__Records supplied__:
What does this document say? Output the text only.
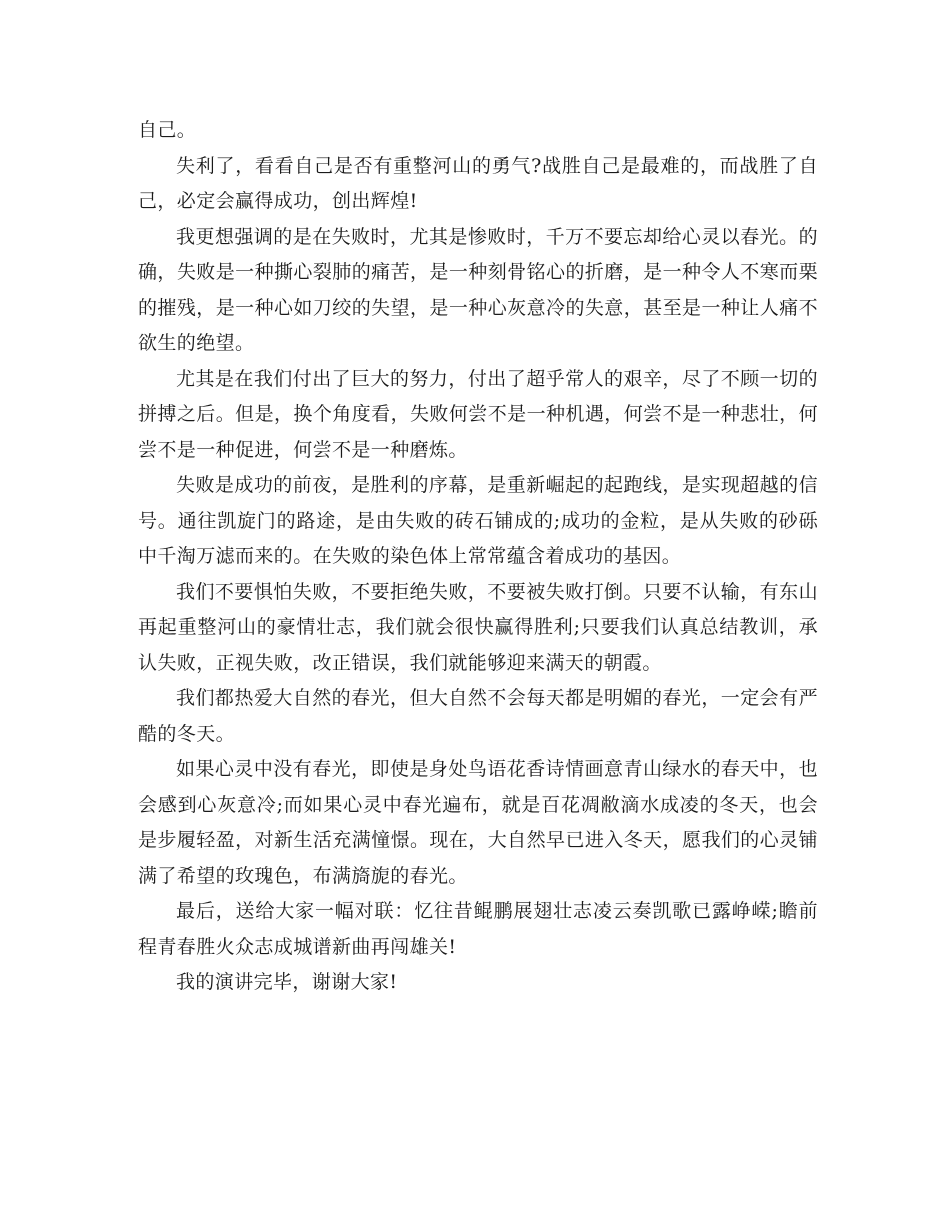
自己。

失利了，看看自己是否有重整河山的勇气?战胜自己是最难的，而战胜了自己，必定会赢得成功，创出辉煌!

我更想强调的是在失败时，尤其是惨败时，千万不要忘却给心灵以春光。的确，失败是一种撕心裂肺的痛苦，是一种刻骨铭心的折磨，是一种令人不寒而栗的摧残，是一种心如刀绞的失望，是一种心灰意冷的失意，甚至是一种让人痛不欲生的绝望。

尤其是在我们付出了巨大的努力，付出了超乎常人的艰辛，尽了不顾一切的拼搏之后。但是，换个角度看，失败何尝不是一种机遇，何尝不是一种悲壮，何尝不是一种促进，何尝不是一种磨炼。

失败是成功的前夜，是胜利的序幕，是重新崛起的起跑线，是实现超越的信号。通往凯旋门的路途，是由失败的砖石铺成的;成功的金粒，是从失败的砂砾中千淘万滤而来的。在失败的染色体上常常蕴含着成功的基因。

我们不要惧怕失败，不要拒绝失败，不要被失败打倒。只要不认输，有东山再起重整河山的豪情壮志，我们就会很快赢得胜利;只要我们认真总结教训，承认失败，正视失败，改正错误，我们就能够迎来满天的朝霞。

我们都热爱大自然的春光，但大自然不会每天都是明媚的春光，一定会有严酷的冬天。

如果心灵中没有春光，即使是身处鸟语花香诗情画意青山绿水的春天中，也会感到心灰意冷;而如果心灵中春光遍布，就是百花凋敝滴水成凌的冬天，也会是步履轻盈，对新生活充满憧憬。现在，大自然早已进入冬天，愿我们的心灵铺满了希望的玫瑰色，布满旖旎的春光。

最后，送给大家一幅对联：忆往昔鲲鹏展翅壮志凌云奏凯歌已露峥嵘;瞻前程青春胜火众志成城谱新曲再闯雄关!

我的演讲完毕，谢谢大家!
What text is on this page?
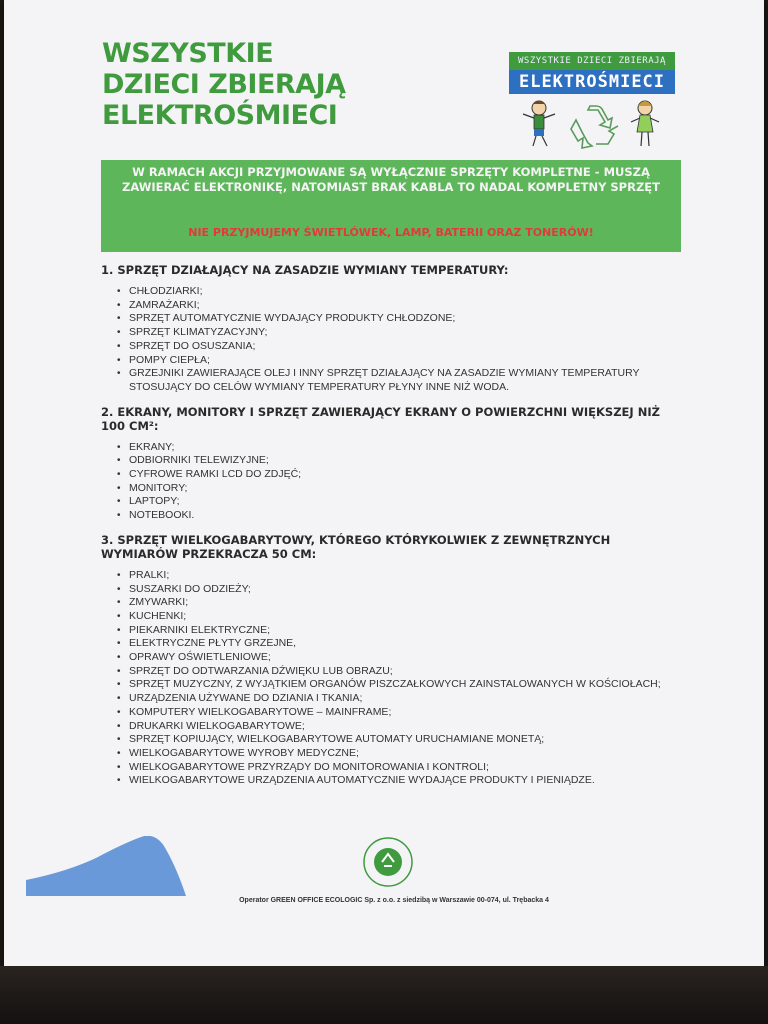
WSZYSTKIE
DZIECI ZBIERAJĄ
ELEKTROŚMIECI
WSZYSTKIE DZIECI ZBIERAJĄ
ELEKTROŚMIECI

W RAMACH AKCJI PRZYJMOWANE SĄ WYŁĄCZNIE SPRZĘTY KOMPLETNE - MUSZĄ ZAWIERAĆ ELEKTRONIKĘ, NATOMIAST BRAK KABLA TO NADAL KOMPLETNY SPRZĘT

NIE PRZYJMUJEMY ŚWIETLÓWEK, LAMP, BATERII ORAZ TONERÓW!

1. SPRZĘT DZIAŁAJĄCY NA ZASADZIE WYMIANY TEMPERATURY:
• CHŁODZIARKI;
• ZAMRAŻARKI;
• SPRZĘT AUTOMATYCZNIE WYDAJĄCY PRODUKTY CHŁODZONE;
• SPRZĘT KLIMATYZACYJNY;
• SPRZĘT DO OSUSZANIA;
• POMPY CIEPŁA;
• GRZEJNIKI ZAWIERAJĄCE OLEJ I INNY SPRZĘT DZIAŁAJĄCY NA ZASADZIE WYMIANY TEMPERATURY STOSUJĄCY DO CELÓW WYMIANY TEMPERATURY PŁYNY INNE NIŻ WODA.
2. EKRANY, MONITORY I SPRZĘT ZAWIERAJĄCY EKRANY O POWIERZCHNI WIĘKSZEJ NIŻ 100 CM²:
• EKRANY;
• ODBIORNIKI TELEWIZYJNE;
• CYFROWE RAMKI LCD DO ZDJĘĆ;
• MONITORY;
• LAPTOPY;
• NOTEBOOKI.
3. SPRZĘT WIELKOGABARYTOWY, KTÓREGO KTÓRYKOLWIEK Z ZEWNĘTRZNYCH WYMIARÓW PRZEKRACZA 50 CM:
• PRALKI;
• SUSZARKI DO ODZIEŻY;
• ZMYWARKI;
• KUCHENKI;
• PIEKARNIKI ELEKTRYCZNE;
• ELEKTRYCZNE PŁYTY GRZEJNE,
• OPRAWY OŚWIETLENIOWE;
• SPRZĘT DO ODTWARZANIA DŹWIĘKU LUB OBRAZU;
• SPRZĘT MUZYCZNY, Z WYJĄTKIEM ORGANÓW PISZCZAŁKOWYCH ZAINSTALOWANYCH W KOŚCIOŁACH;
• URZĄDZENIA UŻYWANE DO DZIANIA I TKANIA;
• KOMPUTERY WIELKOGABARYTOWE – MAINFRAME;
• DRUKARKI WIELKOGABARYTOWE;
• SPRZĘT KOPIUJĄCY, WIELKOGABARYTOWE AUTOMATY URUCHAMIANE MONETĄ;
• WIELKOGABARYTOWE WYROBY MEDYCZNE;
• WIELKOGABARYTOWE PRZYRZĄDY DO MONITOROWANIA I KONTROLI;
• WIELKOGABARYTOWE URZĄDZENIA AUTOMATYCZNIE WYDAJĄCE PRODUKTY I PIENIĄDZE.
Operator GREEN OFFICE ECOLOGIC Sp. z o.o. z siedzibą w Warszawie 00-074, ul. Trębacka 4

__Stated goal__: Copy every line of the material in which the word "ZBIERAJĄ" occurs.

__The reply__:
DZIECI ZBIERAJĄ
WSZYSTKIE DZIECI ZBIERAJĄ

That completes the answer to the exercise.